> WHAT YOU NEED TO DO
Using the data below, gather each line that includes the word "JSON".
◇ ◇ ◇ ◇
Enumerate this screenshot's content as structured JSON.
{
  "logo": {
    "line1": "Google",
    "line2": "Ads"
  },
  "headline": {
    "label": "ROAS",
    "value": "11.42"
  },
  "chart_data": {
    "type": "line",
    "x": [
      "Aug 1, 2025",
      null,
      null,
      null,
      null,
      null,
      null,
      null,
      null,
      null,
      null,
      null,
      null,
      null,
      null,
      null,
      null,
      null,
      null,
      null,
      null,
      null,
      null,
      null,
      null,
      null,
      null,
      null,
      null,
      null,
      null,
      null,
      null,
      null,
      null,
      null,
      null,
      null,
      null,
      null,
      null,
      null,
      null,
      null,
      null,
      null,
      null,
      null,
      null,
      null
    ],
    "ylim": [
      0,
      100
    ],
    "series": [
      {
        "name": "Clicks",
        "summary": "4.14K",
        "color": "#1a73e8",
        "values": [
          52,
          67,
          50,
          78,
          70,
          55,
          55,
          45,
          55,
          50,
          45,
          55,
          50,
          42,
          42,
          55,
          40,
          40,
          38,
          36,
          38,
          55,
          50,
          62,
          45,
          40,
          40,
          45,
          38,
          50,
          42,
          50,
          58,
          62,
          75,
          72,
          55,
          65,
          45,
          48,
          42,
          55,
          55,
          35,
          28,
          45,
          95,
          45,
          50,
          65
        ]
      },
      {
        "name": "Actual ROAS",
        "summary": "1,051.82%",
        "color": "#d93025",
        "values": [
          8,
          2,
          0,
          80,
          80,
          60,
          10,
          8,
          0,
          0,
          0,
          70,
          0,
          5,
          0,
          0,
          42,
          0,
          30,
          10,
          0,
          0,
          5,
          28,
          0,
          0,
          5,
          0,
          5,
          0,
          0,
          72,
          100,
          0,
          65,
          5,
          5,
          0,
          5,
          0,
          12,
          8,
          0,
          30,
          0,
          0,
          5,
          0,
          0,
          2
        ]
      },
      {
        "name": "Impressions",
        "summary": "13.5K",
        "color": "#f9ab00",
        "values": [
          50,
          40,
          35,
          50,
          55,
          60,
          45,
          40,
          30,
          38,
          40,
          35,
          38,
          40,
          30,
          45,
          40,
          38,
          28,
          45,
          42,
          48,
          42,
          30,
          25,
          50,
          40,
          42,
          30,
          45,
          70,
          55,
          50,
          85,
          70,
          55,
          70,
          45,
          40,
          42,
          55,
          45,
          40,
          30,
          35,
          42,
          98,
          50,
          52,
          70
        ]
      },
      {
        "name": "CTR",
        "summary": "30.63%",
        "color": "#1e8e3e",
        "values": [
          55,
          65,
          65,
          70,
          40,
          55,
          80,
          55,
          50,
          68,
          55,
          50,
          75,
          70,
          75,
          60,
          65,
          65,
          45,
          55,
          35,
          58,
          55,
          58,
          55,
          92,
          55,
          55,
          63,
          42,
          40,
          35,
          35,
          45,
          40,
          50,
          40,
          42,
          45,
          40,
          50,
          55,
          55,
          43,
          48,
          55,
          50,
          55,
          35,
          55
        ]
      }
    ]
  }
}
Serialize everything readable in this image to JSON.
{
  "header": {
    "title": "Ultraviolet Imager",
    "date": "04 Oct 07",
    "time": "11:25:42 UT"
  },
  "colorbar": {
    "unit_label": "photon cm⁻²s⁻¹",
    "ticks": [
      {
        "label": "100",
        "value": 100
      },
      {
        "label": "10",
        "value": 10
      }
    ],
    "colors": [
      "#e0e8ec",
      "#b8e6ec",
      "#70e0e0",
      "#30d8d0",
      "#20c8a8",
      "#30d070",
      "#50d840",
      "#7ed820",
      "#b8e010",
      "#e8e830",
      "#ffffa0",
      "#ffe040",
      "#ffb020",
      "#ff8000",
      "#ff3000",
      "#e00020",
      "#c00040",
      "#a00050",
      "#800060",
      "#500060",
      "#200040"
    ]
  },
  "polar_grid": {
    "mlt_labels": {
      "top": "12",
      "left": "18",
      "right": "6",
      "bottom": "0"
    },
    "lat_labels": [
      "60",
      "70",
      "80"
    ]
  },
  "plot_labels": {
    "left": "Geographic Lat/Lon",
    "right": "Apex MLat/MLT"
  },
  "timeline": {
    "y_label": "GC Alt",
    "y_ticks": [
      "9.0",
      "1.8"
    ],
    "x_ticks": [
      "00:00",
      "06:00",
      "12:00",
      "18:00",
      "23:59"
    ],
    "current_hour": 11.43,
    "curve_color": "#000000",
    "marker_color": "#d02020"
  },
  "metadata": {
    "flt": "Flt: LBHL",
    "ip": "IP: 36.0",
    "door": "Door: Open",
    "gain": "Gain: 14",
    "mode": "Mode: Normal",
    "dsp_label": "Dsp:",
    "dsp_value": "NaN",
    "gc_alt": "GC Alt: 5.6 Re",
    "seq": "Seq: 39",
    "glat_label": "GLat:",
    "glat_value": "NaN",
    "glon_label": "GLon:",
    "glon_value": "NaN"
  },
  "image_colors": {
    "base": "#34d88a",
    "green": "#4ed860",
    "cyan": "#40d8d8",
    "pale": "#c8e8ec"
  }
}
◇ ◇ ◇ ◇
> COMPLETE ANSWER
Enumerate this screenshot's content as structured JSON.
Serialize everything readable in this image to JSON.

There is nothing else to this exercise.